_EXERCISE DESCRIPTION_: Exactly repeat all the records below, omitting the images they hold.

_DATASET ENTRIES_:

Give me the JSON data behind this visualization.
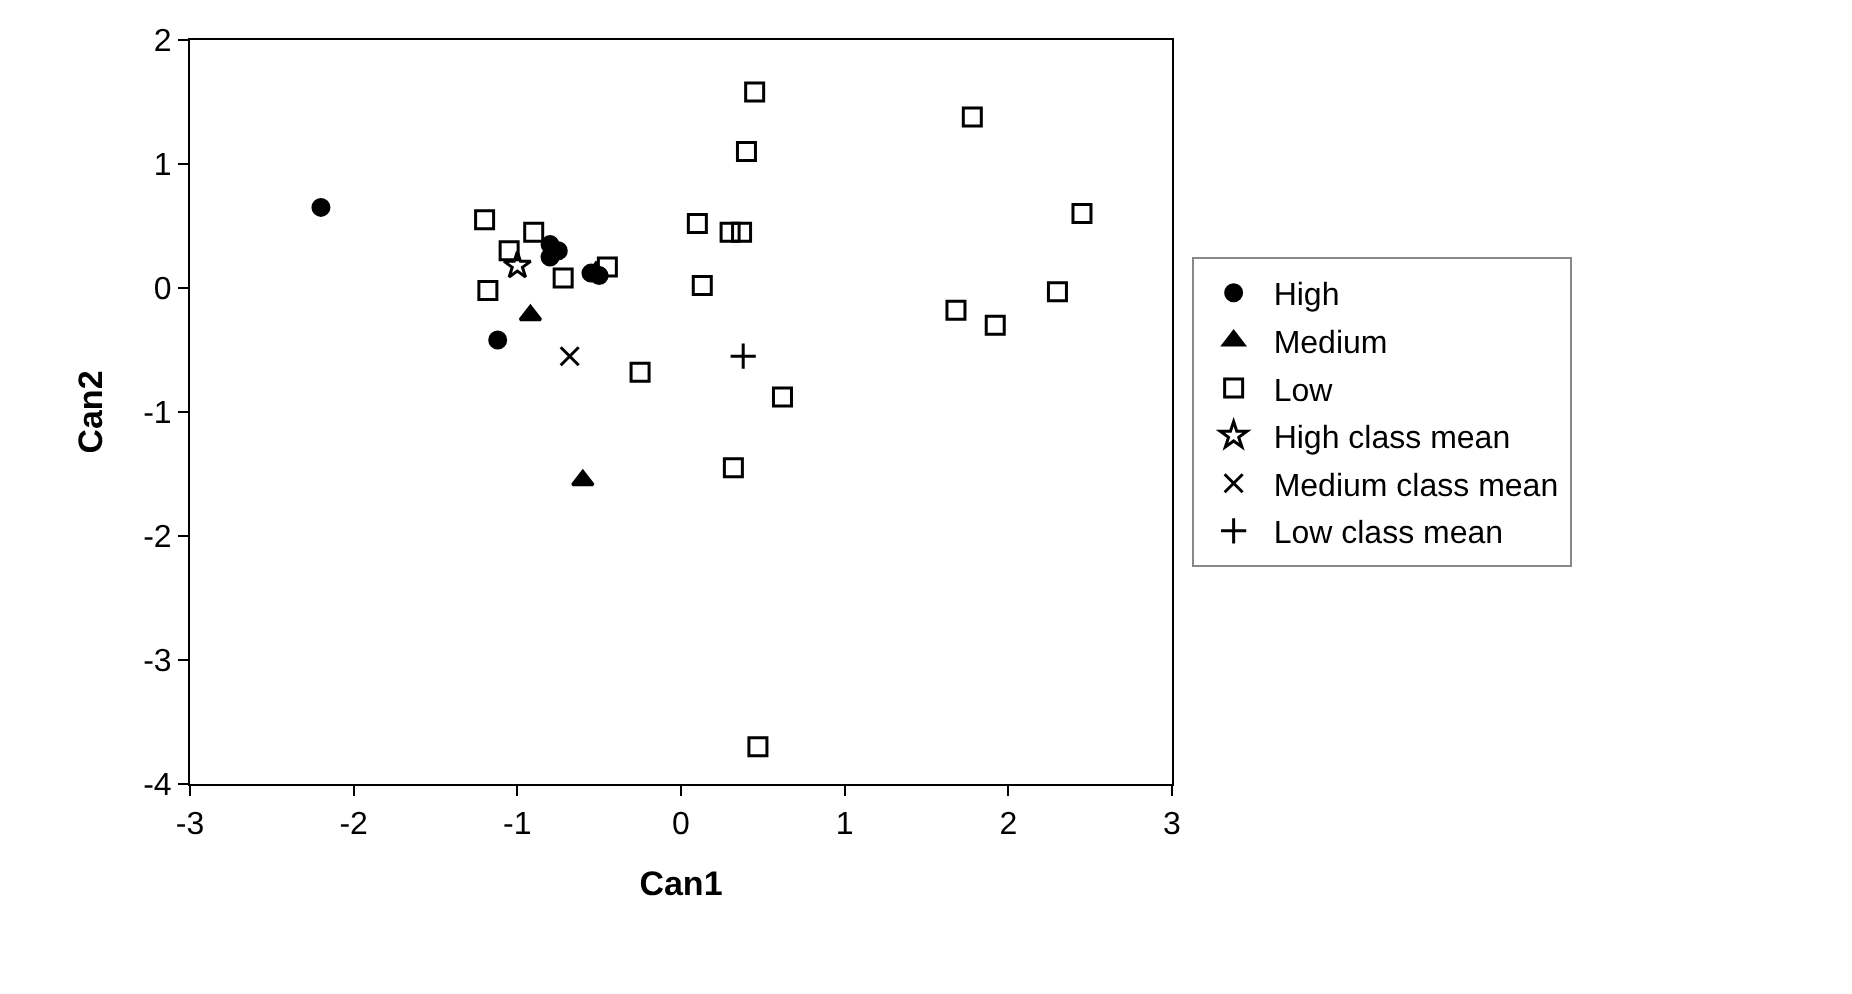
{
  "chart_data": {
    "type": "scatter",
    "xlabel": "Can1",
    "ylabel": "Can2",
    "xlim": [
      -3,
      3
    ],
    "xticks": [
      -3,
      -2,
      -1,
      0,
      1,
      2,
      3
    ],
    "ylim": [
      -4,
      2
    ],
    "yticks": [
      -4,
      -3,
      -2,
      -1,
      0,
      1,
      2
    ],
    "legend": "right",
    "series": [
      {
        "name": "High",
        "color": "#000000",
        "marker": "circle",
        "x": [
          -2.2,
          -1.12,
          -0.8,
          -0.75,
          -0.8,
          -0.55,
          -0.5
        ],
        "values": [
          0.65,
          -0.42,
          0.35,
          0.3,
          0.25,
          0.12,
          0.1
        ]
      },
      {
        "name": "Medium",
        "color": "#000000",
        "marker": "triangle",
        "x": [
          -0.92,
          -0.6,
          -0.52
        ],
        "values": [
          -0.22,
          -1.55,
          0.13
        ]
      },
      {
        "name": "Low",
        "color": "#000000",
        "marker": "square",
        "x": [
          -1.2,
          -1.18,
          -1.05,
          -0.9,
          -0.72,
          -0.45,
          0.1,
          0.13,
          -0.25,
          0.3,
          0.37,
          0.45,
          0.4,
          0.62,
          0.32,
          0.47,
          1.78,
          2.45,
          1.68,
          1.92,
          2.3
        ],
        "values": [
          0.55,
          -0.02,
          0.3,
          0.45,
          0.08,
          0.17,
          0.52,
          0.02,
          -0.68,
          0.45,
          0.45,
          1.58,
          1.1,
          -0.88,
          -1.45,
          -3.7,
          1.38,
          0.6,
          -0.18,
          -0.3,
          -0.03
        ]
      },
      {
        "name": "High class mean",
        "color": "#000000",
        "marker": "star",
        "x": [
          -1.0
        ],
        "values": [
          0.18
        ]
      },
      {
        "name": "Medium class mean",
        "color": "#000000",
        "marker": "cross",
        "x": [
          -0.68
        ],
        "values": [
          -0.55
        ]
      },
      {
        "name": "Low class mean",
        "color": "#000000",
        "marker": "plus",
        "x": [
          0.38
        ],
        "values": [
          -0.55
        ]
      }
    ]
  }
}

_ANSWER TO THIS PROBLEM_:
Give me the JSON data behind this visualization.
{
  "chart_data": {
    "type": "scatter",
    "xlabel": "Can1",
    "ylabel": "Can2",
    "xlim": [
      -3,
      3
    ],
    "xticks": [
      -3,
      -2,
      -1,
      0,
      1,
      2,
      3
    ],
    "ylim": [
      -4,
      2
    ],
    "yticks": [
      -4,
      -3,
      -2,
      -1,
      0,
      1,
      2
    ],
    "legend": "right",
    "series": [
      {
        "name": "High",
        "color": "#000000",
        "marker": "circle",
        "x": [
          -2.2,
          -1.12,
          -0.8,
          -0.75,
          -0.8,
          -0.55,
          -0.5
        ],
        "values": [
          0.65,
          -0.42,
          0.35,
          0.3,
          0.25,
          0.12,
          0.1
        ]
      },
      {
        "name": "Medium",
        "color": "#000000",
        "marker": "triangle",
        "x": [
          -0.92,
          -0.6,
          -0.52
        ],
        "values": [
          -0.22,
          -1.55,
          0.13
        ]
      },
      {
        "name": "Low",
        "color": "#000000",
        "marker": "square",
        "x": [
          -1.2,
          -1.18,
          -1.05,
          -0.9,
          -0.72,
          -0.45,
          0.1,
          0.13,
          -0.25,
          0.3,
          0.37,
          0.45,
          0.4,
          0.62,
          0.32,
          0.47,
          1.78,
          2.45,
          1.68,
          1.92,
          2.3
        ],
        "values": [
          0.55,
          -0.02,
          0.3,
          0.45,
          0.08,
          0.17,
          0.52,
          0.02,
          -0.68,
          0.45,
          0.45,
          1.58,
          1.1,
          -0.88,
          -1.45,
          -3.7,
          1.38,
          0.6,
          -0.18,
          -0.3,
          -0.03
        ]
      },
      {
        "name": "High class mean",
        "color": "#000000",
        "marker": "star",
        "x": [
          -1.0
        ],
        "values": [
          0.18
        ]
      },
      {
        "name": "Medium class mean",
        "color": "#000000",
        "marker": "cross",
        "x": [
          -0.68
        ],
        "values": [
          -0.55
        ]
      },
      {
        "name": "Low class mean",
        "color": "#000000",
        "marker": "plus",
        "x": [
          0.38
        ],
        "values": [
          -0.55
        ]
      }
    ]
  }
}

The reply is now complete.